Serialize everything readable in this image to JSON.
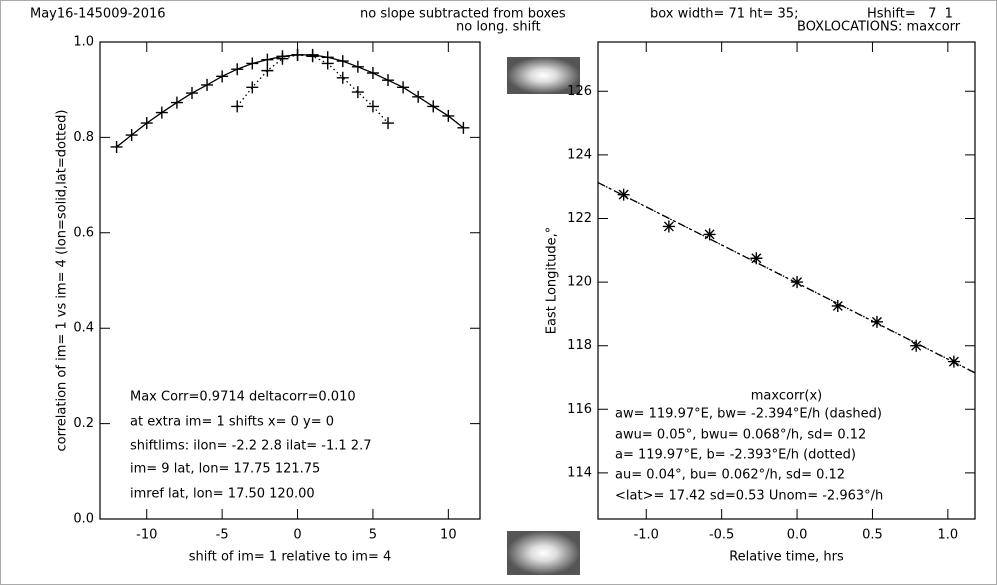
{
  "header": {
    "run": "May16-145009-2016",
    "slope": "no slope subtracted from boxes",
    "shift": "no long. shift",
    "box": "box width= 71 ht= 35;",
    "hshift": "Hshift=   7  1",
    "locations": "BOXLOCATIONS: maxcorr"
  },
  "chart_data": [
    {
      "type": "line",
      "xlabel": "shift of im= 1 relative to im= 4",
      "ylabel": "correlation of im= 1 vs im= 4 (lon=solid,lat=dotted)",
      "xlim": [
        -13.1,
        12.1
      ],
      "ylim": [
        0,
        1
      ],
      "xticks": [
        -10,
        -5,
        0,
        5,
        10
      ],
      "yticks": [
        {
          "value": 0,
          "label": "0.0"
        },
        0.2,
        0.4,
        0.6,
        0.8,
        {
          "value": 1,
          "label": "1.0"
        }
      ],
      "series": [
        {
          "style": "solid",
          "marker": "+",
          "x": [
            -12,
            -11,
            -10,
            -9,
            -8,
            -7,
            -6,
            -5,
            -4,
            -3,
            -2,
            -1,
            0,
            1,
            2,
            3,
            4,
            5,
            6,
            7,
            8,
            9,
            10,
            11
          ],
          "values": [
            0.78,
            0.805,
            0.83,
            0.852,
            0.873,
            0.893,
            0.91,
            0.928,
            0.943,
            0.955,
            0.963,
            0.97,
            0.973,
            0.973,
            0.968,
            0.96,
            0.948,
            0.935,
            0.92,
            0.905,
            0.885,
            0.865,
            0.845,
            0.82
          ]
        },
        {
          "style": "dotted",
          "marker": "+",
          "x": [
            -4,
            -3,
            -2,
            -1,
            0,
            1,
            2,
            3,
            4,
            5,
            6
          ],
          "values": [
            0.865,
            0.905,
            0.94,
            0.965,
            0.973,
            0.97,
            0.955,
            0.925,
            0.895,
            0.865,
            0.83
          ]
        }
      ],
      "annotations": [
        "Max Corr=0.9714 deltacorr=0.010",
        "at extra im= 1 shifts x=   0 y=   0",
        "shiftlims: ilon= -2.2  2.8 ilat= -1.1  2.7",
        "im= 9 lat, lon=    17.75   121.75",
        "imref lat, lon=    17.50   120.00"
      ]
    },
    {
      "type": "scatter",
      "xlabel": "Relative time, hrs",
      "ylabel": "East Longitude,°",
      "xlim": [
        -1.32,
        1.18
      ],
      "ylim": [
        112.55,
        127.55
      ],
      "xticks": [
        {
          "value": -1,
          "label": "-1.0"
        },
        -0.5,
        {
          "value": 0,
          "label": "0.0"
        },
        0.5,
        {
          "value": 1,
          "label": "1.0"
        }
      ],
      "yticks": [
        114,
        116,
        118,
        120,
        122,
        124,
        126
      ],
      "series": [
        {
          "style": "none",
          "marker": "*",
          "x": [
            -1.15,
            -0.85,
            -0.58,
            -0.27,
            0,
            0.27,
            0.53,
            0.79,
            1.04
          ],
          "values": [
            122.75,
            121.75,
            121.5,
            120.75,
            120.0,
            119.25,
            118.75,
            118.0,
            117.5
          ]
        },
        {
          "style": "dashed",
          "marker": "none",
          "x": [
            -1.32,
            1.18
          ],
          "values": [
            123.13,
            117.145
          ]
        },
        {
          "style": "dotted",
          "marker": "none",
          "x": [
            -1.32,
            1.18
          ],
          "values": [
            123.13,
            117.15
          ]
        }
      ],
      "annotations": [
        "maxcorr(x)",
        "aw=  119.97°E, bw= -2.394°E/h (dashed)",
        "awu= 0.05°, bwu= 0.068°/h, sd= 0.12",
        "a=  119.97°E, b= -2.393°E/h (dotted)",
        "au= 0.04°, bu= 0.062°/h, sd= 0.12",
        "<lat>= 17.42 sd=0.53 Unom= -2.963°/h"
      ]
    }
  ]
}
---*---
TASK STATEMENT: Above are the records; copy every line in them that holds the word "ylabel".

EXPECTED ANSWER:
      "ylabel": "correlation of im= 1 vs im= 4 (lon=solid,lat=dotted)",
      "ylabel": "East Longitude,°",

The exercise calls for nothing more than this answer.